- [Exercise description] How many of the lines below hold the word "JSON"? Answer only with the number.

Records from a data source:
[start]

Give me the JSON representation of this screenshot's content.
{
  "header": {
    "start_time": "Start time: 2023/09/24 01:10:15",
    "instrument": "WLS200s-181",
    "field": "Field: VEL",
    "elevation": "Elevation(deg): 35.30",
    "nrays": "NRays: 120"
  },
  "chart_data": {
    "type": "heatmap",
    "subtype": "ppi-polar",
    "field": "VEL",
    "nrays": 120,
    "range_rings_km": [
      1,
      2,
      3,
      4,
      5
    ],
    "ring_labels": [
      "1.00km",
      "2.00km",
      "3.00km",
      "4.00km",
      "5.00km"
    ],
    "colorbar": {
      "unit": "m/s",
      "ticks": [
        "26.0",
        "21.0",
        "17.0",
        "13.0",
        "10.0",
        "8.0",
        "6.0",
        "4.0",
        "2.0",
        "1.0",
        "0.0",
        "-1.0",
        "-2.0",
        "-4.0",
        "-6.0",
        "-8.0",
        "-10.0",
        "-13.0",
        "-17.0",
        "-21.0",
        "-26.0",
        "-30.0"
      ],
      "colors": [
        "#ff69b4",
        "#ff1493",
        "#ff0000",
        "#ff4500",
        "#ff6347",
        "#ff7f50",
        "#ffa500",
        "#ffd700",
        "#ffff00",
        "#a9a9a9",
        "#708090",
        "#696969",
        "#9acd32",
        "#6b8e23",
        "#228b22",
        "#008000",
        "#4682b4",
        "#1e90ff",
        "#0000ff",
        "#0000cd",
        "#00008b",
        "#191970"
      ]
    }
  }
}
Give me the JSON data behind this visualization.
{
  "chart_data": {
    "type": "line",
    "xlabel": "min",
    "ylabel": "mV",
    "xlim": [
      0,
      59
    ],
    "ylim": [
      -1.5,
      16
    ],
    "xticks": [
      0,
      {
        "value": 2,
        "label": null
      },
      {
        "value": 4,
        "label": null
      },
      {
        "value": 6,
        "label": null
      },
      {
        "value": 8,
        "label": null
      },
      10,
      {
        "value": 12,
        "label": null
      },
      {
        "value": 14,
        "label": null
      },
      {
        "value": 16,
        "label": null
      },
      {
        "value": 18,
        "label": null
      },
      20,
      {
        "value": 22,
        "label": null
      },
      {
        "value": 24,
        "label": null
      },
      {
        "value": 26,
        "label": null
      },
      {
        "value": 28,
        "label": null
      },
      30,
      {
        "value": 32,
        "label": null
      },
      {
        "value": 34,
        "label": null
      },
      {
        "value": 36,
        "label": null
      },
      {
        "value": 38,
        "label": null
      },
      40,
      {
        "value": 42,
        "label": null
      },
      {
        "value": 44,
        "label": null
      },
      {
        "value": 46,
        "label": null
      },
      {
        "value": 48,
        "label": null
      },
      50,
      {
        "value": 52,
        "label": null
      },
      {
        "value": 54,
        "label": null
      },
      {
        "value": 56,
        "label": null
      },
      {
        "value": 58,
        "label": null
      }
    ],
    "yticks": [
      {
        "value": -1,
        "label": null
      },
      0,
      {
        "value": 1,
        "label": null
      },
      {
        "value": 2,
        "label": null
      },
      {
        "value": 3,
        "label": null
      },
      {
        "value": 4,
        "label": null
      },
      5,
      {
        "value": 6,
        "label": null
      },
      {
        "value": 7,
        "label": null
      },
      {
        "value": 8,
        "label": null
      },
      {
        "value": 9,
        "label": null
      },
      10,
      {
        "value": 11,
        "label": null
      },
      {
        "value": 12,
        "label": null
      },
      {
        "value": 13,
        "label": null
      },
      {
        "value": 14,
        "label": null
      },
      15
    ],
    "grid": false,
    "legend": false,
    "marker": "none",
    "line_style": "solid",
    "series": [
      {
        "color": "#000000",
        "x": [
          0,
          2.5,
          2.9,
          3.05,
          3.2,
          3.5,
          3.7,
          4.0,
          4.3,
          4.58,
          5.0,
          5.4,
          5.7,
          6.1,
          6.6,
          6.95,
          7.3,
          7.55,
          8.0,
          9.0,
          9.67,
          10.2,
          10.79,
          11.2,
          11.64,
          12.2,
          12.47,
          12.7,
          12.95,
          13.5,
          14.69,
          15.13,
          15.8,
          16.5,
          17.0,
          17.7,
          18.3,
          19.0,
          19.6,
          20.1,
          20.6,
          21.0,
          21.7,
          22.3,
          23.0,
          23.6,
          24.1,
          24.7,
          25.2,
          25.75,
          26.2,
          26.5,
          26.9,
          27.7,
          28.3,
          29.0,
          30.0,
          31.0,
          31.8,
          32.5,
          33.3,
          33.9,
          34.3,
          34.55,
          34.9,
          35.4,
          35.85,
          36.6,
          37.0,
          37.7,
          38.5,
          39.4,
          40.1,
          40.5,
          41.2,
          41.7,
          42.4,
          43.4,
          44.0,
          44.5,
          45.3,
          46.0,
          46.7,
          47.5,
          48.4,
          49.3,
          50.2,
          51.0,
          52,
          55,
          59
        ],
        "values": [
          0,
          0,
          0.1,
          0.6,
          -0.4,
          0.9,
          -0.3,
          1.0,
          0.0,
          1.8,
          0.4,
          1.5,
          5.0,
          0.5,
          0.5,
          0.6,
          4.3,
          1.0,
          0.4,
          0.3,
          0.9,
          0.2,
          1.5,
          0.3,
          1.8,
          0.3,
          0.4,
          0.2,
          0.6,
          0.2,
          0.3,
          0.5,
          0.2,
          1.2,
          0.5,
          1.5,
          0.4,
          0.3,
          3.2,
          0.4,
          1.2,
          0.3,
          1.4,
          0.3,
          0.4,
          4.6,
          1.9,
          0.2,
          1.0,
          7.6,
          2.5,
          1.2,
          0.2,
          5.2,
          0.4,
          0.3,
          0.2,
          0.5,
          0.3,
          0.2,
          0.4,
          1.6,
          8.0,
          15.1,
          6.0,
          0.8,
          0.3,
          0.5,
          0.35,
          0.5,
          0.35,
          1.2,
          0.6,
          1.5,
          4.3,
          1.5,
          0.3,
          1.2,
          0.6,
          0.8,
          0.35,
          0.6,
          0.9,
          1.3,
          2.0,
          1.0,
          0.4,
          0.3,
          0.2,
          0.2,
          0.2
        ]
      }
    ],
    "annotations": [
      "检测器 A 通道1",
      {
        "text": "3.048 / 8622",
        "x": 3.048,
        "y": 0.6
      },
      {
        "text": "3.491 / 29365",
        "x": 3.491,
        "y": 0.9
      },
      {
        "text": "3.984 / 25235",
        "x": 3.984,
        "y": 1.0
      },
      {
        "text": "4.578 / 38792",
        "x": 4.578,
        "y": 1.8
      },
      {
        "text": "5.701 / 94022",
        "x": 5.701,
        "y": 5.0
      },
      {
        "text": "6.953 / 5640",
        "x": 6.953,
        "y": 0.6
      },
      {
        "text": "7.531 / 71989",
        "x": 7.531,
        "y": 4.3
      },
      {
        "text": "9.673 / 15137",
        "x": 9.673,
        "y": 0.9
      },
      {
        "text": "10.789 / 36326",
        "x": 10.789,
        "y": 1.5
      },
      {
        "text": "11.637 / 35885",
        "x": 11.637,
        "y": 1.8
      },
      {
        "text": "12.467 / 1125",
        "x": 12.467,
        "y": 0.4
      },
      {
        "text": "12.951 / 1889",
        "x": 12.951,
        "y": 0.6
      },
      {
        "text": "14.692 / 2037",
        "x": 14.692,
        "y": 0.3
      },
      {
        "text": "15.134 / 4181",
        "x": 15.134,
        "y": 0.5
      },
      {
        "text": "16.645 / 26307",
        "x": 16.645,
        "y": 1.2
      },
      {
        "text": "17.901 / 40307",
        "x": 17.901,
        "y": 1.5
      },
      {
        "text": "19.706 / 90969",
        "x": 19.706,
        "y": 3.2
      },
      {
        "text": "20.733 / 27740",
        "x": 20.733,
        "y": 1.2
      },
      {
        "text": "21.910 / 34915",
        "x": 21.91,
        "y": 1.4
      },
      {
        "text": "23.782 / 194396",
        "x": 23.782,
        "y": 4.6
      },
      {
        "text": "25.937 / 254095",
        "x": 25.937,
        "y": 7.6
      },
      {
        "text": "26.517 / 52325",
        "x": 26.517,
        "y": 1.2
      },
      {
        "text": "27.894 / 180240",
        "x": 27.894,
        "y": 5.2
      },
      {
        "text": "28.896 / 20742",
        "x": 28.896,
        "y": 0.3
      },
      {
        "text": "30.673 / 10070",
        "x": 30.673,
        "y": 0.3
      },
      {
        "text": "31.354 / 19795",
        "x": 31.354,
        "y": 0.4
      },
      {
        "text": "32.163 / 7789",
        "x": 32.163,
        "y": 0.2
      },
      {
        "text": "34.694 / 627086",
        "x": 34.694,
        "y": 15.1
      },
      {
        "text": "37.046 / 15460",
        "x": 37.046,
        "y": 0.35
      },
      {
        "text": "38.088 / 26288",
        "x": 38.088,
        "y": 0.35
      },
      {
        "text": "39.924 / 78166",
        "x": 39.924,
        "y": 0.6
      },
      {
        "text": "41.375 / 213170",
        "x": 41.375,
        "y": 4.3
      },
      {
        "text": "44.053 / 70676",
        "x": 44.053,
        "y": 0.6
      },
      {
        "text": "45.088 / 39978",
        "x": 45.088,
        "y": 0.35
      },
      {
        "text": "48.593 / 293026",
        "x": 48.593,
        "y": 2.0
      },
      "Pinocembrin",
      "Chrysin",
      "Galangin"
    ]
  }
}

[end]

- [Completed task] 2